Copy the rows below word for word, starting at the line with "Text: Br: Br xyxy=(359,405,380,423)" and ending at the line with "Text: 12.: 12. xyxy=(107,41,140,61)", both lines included.

>>>

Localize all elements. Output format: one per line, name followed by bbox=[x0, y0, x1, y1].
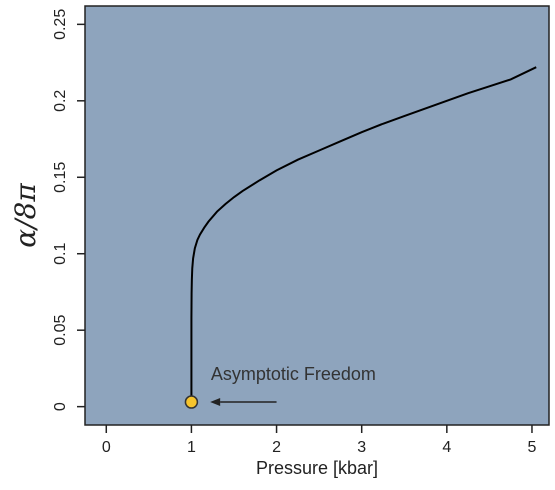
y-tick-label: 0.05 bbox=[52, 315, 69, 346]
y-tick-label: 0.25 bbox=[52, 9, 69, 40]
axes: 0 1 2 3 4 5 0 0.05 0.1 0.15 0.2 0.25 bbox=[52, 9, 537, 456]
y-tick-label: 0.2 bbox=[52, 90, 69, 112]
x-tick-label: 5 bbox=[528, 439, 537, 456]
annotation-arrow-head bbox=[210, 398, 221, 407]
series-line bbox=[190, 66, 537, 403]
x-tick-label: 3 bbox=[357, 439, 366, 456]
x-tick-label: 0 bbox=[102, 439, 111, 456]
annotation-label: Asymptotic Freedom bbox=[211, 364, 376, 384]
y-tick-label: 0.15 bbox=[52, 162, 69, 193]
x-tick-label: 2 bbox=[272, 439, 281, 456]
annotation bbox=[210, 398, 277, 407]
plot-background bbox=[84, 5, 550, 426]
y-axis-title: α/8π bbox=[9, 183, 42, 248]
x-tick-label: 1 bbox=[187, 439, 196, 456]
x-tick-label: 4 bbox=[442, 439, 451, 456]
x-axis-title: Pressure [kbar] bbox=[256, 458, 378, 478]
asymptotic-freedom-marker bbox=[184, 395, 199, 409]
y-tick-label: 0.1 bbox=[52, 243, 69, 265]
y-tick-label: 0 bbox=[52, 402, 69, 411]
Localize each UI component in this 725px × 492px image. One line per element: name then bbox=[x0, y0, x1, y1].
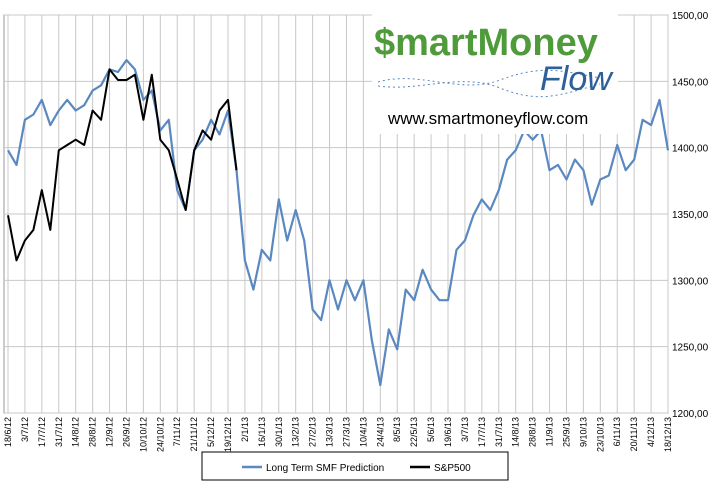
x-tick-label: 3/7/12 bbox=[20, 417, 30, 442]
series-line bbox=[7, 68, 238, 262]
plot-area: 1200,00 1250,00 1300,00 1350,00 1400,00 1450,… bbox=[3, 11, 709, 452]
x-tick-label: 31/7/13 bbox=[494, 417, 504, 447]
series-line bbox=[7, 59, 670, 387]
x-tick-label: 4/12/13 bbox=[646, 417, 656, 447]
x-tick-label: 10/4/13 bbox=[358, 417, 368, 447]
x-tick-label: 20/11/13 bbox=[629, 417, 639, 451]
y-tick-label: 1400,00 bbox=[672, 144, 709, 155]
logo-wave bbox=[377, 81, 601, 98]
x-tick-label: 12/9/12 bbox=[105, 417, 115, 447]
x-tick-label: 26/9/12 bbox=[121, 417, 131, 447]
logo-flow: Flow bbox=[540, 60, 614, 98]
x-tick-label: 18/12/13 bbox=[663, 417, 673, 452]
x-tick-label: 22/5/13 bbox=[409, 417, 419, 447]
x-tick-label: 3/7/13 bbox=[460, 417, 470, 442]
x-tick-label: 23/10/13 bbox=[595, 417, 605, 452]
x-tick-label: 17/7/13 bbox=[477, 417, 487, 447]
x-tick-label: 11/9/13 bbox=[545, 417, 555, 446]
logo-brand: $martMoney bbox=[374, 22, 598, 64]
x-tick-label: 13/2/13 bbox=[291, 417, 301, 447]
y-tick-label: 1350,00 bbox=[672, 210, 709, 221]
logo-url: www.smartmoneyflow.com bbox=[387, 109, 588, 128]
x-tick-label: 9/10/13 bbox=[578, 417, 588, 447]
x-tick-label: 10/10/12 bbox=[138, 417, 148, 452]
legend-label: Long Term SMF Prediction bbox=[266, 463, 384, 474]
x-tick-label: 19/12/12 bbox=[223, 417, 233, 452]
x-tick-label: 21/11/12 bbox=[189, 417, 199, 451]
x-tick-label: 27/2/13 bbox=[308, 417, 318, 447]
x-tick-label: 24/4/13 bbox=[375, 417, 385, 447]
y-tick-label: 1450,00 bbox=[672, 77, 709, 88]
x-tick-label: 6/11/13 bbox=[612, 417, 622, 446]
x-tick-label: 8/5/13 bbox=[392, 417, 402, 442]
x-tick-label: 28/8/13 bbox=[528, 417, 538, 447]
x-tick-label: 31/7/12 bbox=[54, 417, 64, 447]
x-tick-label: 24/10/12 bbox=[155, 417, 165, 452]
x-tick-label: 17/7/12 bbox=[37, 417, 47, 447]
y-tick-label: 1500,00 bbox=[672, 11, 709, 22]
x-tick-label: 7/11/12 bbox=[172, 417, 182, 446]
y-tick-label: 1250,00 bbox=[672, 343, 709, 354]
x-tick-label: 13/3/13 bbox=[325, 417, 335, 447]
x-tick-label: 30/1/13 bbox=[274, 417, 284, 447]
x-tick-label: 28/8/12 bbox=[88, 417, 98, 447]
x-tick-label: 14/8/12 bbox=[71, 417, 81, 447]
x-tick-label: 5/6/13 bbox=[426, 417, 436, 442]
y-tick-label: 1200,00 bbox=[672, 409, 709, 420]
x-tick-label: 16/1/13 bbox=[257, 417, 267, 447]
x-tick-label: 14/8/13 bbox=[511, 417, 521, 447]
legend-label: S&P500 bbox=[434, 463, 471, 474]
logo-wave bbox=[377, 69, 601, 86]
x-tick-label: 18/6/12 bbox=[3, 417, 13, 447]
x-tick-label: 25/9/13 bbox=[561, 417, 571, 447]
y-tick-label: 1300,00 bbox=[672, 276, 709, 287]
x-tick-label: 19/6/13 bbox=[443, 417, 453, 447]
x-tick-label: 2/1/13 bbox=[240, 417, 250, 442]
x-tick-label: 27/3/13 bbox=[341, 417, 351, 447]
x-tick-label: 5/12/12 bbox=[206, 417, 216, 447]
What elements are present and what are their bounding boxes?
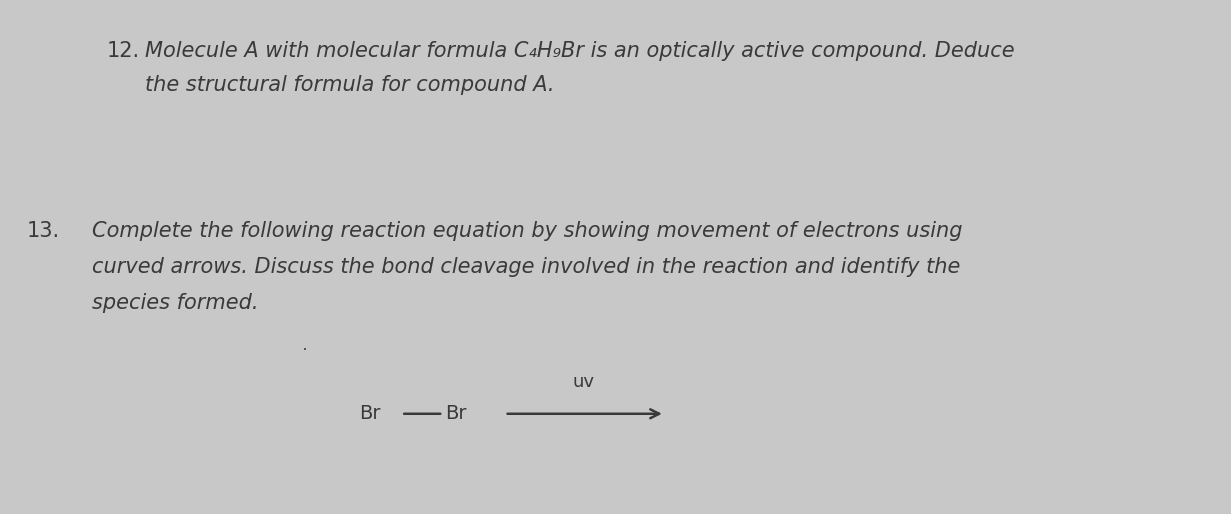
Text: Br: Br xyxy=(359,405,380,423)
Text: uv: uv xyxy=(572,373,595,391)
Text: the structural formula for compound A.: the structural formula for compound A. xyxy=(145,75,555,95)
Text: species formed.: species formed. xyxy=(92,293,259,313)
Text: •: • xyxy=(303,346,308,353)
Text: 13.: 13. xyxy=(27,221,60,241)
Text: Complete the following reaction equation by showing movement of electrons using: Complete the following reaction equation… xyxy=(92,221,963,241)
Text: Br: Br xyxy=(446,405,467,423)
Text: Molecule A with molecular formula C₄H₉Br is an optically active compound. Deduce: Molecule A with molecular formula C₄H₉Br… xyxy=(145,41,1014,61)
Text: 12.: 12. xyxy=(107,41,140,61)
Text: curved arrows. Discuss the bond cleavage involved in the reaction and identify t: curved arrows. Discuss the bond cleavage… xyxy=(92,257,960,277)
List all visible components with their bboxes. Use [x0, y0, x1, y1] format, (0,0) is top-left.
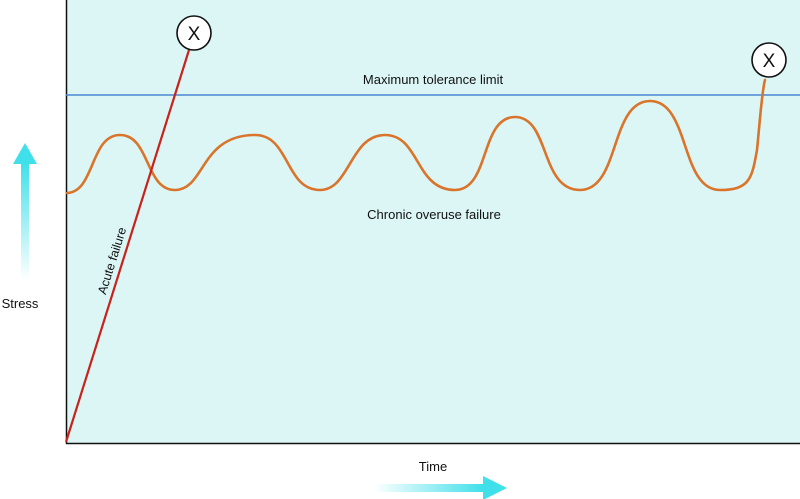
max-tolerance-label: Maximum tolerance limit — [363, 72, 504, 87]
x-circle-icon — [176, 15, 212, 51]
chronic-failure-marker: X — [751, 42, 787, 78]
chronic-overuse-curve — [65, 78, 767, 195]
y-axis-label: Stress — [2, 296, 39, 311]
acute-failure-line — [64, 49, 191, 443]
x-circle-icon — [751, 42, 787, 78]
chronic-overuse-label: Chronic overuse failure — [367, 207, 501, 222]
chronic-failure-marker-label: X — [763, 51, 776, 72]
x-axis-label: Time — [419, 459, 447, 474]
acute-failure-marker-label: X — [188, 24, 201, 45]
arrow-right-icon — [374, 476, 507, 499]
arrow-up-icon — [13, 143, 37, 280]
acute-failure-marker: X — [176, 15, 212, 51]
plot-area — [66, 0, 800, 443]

<<<

# RESULT OF THE TASK
Text: Br: Br xyxy=(359,405,380,423)
Text: uv: uv xyxy=(572,373,595,391)
Text: the structural formula for compound A.: the structural formula for compound A. xyxy=(145,75,555,95)
Text: species formed.: species formed. xyxy=(92,293,259,313)
Text: •: • xyxy=(303,346,308,353)
Text: 13.: 13. xyxy=(27,221,60,241)
Text: Complete the following reaction equation by showing movement of electrons using: Complete the following reaction equation… xyxy=(92,221,963,241)
Text: Br: Br xyxy=(446,405,467,423)
Text: Molecule A with molecular formula C₄H₉Br is an optically active compound. Deduce: Molecule A with molecular formula C₄H₉Br… xyxy=(145,41,1014,61)
Text: 12.: 12. xyxy=(107,41,140,61)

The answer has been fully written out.